▶ **SCHRIFTLICHE AUFGABE**: Gib bitte alle folgenden Einträge Zeile für Zeile unverändert wieder.

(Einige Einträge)
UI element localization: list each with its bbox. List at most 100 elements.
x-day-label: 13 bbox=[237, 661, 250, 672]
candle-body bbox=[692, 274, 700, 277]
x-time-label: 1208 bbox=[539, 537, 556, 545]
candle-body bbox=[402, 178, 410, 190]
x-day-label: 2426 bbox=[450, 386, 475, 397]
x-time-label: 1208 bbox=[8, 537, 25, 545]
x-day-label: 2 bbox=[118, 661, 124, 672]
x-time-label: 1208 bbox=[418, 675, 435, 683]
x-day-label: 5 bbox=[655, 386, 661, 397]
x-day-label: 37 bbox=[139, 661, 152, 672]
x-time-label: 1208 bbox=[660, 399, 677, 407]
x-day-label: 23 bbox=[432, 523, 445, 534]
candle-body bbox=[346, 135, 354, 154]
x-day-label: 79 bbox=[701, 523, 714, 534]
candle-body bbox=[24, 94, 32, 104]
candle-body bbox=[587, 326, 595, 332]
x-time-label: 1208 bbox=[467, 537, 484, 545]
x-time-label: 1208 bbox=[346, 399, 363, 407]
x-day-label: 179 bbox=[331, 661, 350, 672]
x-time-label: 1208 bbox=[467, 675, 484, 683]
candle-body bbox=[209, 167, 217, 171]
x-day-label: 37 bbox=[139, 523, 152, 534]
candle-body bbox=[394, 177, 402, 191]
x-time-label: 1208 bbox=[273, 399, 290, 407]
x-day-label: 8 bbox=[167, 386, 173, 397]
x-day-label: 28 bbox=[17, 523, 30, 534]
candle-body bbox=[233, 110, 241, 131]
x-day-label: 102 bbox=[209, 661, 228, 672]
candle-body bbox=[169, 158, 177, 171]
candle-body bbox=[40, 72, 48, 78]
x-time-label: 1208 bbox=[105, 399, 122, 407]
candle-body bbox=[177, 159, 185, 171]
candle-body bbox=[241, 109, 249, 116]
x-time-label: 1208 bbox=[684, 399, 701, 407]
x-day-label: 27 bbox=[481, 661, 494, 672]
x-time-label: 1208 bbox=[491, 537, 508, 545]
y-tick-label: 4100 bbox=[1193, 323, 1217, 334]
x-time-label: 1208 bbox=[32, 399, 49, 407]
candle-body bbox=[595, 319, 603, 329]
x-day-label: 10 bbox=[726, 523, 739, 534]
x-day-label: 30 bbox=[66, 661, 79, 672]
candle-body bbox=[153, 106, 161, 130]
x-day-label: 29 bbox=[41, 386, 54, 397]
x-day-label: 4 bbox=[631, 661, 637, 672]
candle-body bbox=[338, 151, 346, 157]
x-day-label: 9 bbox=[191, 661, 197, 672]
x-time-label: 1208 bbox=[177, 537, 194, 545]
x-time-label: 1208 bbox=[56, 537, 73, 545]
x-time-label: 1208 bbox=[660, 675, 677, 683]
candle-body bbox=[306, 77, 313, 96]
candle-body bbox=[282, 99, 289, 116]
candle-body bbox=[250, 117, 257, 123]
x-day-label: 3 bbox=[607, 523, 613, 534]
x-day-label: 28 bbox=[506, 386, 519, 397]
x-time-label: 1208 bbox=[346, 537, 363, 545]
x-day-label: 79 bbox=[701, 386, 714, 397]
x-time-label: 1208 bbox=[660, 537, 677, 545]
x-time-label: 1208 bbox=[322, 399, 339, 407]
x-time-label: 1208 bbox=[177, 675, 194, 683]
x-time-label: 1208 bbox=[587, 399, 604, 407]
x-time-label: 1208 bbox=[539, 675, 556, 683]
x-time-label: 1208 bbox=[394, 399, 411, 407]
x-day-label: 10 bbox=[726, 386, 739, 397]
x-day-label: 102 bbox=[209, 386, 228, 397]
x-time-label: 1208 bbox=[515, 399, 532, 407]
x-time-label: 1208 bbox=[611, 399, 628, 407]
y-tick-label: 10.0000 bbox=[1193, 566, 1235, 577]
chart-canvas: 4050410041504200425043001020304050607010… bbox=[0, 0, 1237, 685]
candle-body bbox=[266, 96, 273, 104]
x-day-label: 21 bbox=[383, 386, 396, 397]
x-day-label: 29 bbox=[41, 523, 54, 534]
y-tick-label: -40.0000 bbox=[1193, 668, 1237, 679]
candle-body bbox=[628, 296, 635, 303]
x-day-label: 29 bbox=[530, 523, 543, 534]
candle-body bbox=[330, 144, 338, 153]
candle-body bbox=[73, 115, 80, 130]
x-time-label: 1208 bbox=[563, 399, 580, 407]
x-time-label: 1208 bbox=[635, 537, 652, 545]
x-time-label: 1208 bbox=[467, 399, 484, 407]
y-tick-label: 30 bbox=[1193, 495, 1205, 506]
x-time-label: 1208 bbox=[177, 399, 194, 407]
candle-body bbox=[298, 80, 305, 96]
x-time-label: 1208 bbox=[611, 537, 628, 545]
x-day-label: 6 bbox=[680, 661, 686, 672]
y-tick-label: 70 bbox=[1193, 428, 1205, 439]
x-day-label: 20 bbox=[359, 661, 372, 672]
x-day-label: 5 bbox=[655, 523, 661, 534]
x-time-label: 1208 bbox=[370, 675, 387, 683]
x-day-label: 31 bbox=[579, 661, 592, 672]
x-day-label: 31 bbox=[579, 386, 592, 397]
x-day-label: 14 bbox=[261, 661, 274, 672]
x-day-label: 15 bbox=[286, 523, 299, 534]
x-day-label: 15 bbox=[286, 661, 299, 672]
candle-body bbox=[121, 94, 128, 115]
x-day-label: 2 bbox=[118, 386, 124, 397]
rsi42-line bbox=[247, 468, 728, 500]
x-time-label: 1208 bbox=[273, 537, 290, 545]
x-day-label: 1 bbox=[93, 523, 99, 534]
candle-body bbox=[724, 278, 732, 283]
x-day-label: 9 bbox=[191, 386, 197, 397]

▶ **ERLEDIGTE AUFGABE**:
UI element localization: list each with its bbox. List at most 100 elements.
x-day-label: 13 bbox=[237, 661, 250, 672]
candle-body bbox=[692, 274, 700, 277]
x-time-label: 1208 bbox=[539, 537, 556, 545]
candle-body bbox=[402, 178, 410, 190]
x-day-label: 2426 bbox=[450, 386, 475, 397]
x-time-label: 1208 bbox=[8, 537, 25, 545]
x-day-label: 2 bbox=[118, 661, 124, 672]
x-time-label: 1208 bbox=[418, 675, 435, 683]
x-day-label: 5 bbox=[655, 386, 661, 397]
x-day-label: 37 bbox=[139, 661, 152, 672]
x-time-label: 1208 bbox=[660, 399, 677, 407]
x-day-label: 23 bbox=[432, 523, 445, 534]
candle-body bbox=[346, 135, 354, 154]
x-day-label: 79 bbox=[701, 523, 714, 534]
candle-body bbox=[24, 94, 32, 104]
candle-body bbox=[587, 326, 595, 332]
x-time-label: 1208 bbox=[467, 537, 484, 545]
x-time-label: 1208 bbox=[346, 399, 363, 407]
x-day-label: 179 bbox=[331, 661, 350, 672]
x-time-label: 1208 bbox=[467, 675, 484, 683]
candle-body bbox=[209, 167, 217, 171]
x-day-label: 37 bbox=[139, 523, 152, 534]
candle-body bbox=[394, 177, 402, 191]
x-time-label: 1208 bbox=[273, 399, 290, 407]
x-day-label: 8 bbox=[167, 386, 173, 397]
x-day-label: 28 bbox=[17, 523, 30, 534]
candle-body bbox=[233, 110, 241, 131]
x-day-label: 102 bbox=[209, 661, 228, 672]
candle-body bbox=[169, 158, 177, 171]
candle-body bbox=[40, 72, 48, 78]
x-time-label: 1208 bbox=[105, 399, 122, 407]
candle-body bbox=[177, 159, 185, 171]
candle-body bbox=[241, 109, 249, 116]
x-time-label: 1208 bbox=[684, 399, 701, 407]
x-day-label: 27 bbox=[481, 661, 494, 672]
x-time-label: 1208 bbox=[491, 537, 508, 545]
y-tick-label: 4100 bbox=[1193, 323, 1217, 334]
x-time-label: 1208 bbox=[32, 399, 49, 407]
candle-body bbox=[595, 319, 603, 329]
x-day-label: 10 bbox=[726, 523, 739, 534]
x-day-label: 30 bbox=[66, 661, 79, 672]
candle-body bbox=[153, 106, 161, 130]
x-day-label: 29 bbox=[41, 386, 54, 397]
x-day-label: 4 bbox=[631, 661, 637, 672]
candle-body bbox=[338, 151, 346, 157]
x-day-label: 9 bbox=[191, 661, 197, 672]
x-time-label: 1208 bbox=[177, 537, 194, 545]
x-time-label: 1208 bbox=[56, 537, 73, 545]
x-time-label: 1208 bbox=[660, 675, 677, 683]
candle-body bbox=[306, 77, 313, 96]
candle-body bbox=[282, 99, 289, 116]
candle-body bbox=[250, 117, 257, 123]
x-day-label: 3 bbox=[607, 523, 613, 534]
x-day-label: 28 bbox=[506, 386, 519, 397]
x-time-label: 1208 bbox=[346, 537, 363, 545]
x-day-label: 79 bbox=[701, 386, 714, 397]
x-time-label: 1208 bbox=[660, 537, 677, 545]
x-time-label: 1208 bbox=[322, 399, 339, 407]
x-time-label: 1208 bbox=[177, 675, 194, 683]
x-time-label: 1208 bbox=[587, 399, 604, 407]
x-time-label: 1208 bbox=[539, 675, 556, 683]
x-time-label: 1208 bbox=[394, 399, 411, 407]
x-day-label: 10 bbox=[726, 386, 739, 397]
x-day-label: 102 bbox=[209, 386, 228, 397]
x-time-label: 1208 bbox=[515, 399, 532, 407]
x-time-label: 1208 bbox=[611, 399, 628, 407]
y-tick-label: 10.0000 bbox=[1193, 566, 1235, 577]
chart-canvas: 4050410041504200425043001020304050607010… bbox=[0, 0, 1237, 685]
candle-body bbox=[266, 96, 273, 104]
x-day-label: 21 bbox=[383, 386, 396, 397]
x-day-label: 29 bbox=[41, 523, 54, 534]
y-tick-label: -40.0000 bbox=[1193, 668, 1237, 679]
candle-body bbox=[628, 296, 635, 303]
x-day-label: 29 bbox=[530, 523, 543, 534]
candle-body bbox=[330, 144, 338, 153]
candle-body bbox=[73, 115, 80, 130]
x-time-label: 1208 bbox=[563, 399, 580, 407]
x-time-label: 1208 bbox=[635, 537, 652, 545]
x-time-label: 1208 bbox=[467, 399, 484, 407]
y-tick-label: 30 bbox=[1193, 495, 1205, 506]
x-time-label: 1208 bbox=[177, 399, 194, 407]
candle-body bbox=[298, 80, 305, 96]
x-time-label: 1208 bbox=[611, 537, 628, 545]
x-day-label: 6 bbox=[680, 661, 686, 672]
y-tick-label: 70 bbox=[1193, 428, 1205, 439]
x-day-label: 20 bbox=[359, 661, 372, 672]
x-day-label: 5 bbox=[655, 523, 661, 534]
x-time-label: 1208 bbox=[370, 675, 387, 683]
x-day-label: 31 bbox=[579, 661, 592, 672]
x-day-label: 31 bbox=[579, 386, 592, 397]
x-day-label: 14 bbox=[261, 661, 274, 672]
x-day-label: 15 bbox=[286, 523, 299, 534]
x-day-label: 15 bbox=[286, 661, 299, 672]
candle-body bbox=[121, 94, 128, 115]
x-day-label: 2 bbox=[118, 386, 124, 397]
rsi42-line bbox=[247, 468, 728, 500]
x-time-label: 1208 bbox=[273, 537, 290, 545]
x-day-label: 1 bbox=[93, 523, 99, 534]
candle-body bbox=[724, 278, 732, 283]
x-day-label: 9 bbox=[191, 386, 197, 397]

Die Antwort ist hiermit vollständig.